• Data section:
** Begin **

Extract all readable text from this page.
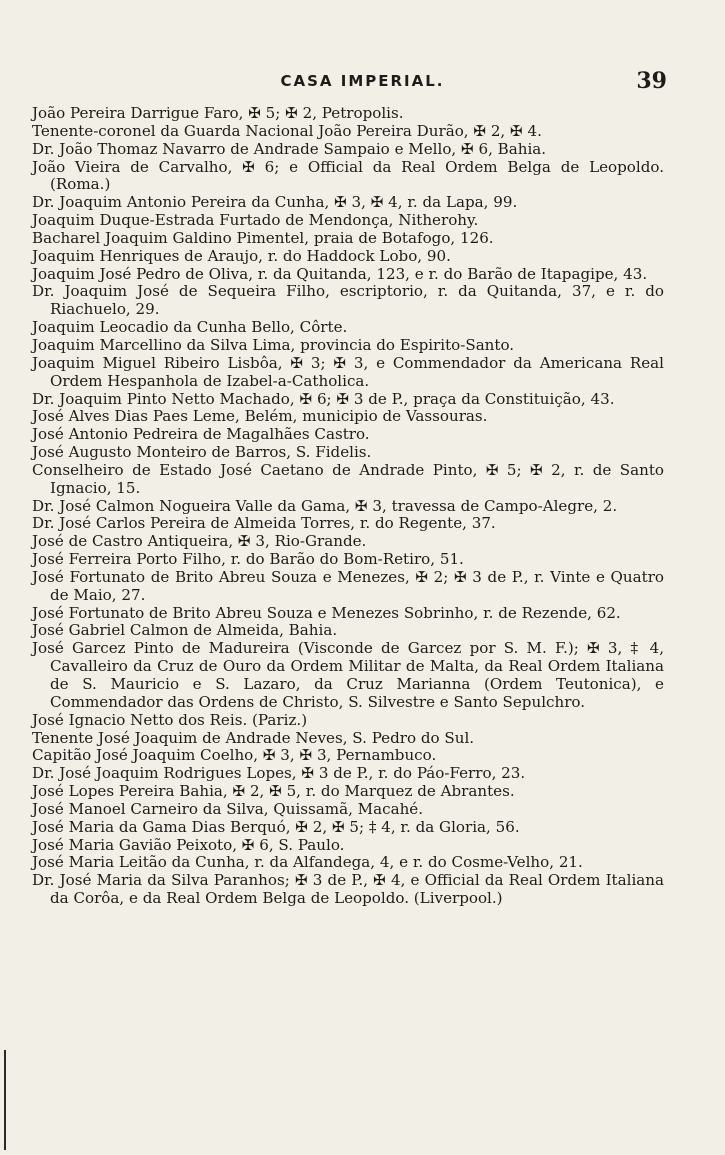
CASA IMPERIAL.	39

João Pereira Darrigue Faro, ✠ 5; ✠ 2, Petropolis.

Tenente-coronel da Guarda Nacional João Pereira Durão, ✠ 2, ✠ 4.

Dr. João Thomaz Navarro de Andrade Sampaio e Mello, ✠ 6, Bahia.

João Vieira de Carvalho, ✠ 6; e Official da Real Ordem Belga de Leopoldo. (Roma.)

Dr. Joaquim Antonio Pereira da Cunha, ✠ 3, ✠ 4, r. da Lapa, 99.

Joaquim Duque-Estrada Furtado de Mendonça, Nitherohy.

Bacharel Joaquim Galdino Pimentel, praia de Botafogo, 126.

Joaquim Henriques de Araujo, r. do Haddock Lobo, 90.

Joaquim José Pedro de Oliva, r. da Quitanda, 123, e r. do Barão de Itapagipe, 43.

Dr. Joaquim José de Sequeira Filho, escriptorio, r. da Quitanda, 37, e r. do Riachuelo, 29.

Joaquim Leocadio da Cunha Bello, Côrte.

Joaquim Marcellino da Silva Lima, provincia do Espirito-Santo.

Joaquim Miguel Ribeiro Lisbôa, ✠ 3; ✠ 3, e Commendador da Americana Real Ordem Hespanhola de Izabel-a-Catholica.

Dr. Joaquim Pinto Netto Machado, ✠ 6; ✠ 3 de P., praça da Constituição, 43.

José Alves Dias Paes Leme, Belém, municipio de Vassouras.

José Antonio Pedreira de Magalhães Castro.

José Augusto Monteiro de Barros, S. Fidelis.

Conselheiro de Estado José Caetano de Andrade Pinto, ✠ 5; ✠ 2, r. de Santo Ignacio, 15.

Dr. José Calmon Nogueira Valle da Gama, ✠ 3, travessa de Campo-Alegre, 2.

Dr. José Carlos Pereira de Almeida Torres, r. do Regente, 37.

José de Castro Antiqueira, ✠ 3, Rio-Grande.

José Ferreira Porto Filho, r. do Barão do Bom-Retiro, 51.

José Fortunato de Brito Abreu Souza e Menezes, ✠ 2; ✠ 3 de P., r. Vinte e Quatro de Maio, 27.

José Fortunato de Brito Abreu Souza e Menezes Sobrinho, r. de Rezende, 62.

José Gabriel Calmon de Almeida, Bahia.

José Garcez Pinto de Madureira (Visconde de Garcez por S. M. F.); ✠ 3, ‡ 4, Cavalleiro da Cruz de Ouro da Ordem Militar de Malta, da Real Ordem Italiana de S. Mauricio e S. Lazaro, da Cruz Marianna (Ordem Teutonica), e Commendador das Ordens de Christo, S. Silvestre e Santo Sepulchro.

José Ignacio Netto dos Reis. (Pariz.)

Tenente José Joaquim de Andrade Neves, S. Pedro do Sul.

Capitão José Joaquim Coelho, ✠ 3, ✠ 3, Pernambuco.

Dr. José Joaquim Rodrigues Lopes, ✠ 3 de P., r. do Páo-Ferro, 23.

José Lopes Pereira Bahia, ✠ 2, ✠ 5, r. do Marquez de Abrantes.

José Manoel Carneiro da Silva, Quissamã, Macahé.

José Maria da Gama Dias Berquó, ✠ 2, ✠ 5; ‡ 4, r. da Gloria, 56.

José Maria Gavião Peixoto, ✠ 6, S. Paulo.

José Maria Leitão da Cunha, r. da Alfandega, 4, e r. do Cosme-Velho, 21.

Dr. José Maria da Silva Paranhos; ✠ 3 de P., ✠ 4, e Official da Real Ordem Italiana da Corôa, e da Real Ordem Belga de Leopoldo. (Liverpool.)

** End **

• Task instructions: From the entries above, pull out each line that includes "Dias".

• The completed task:
José Alves Dias Paes Leme, Belém, municipio de Vassouras.
José Maria da Gama Dias Berquó, ✠ 2, ✠ 5; ‡ 4, r. da Gloria, 56.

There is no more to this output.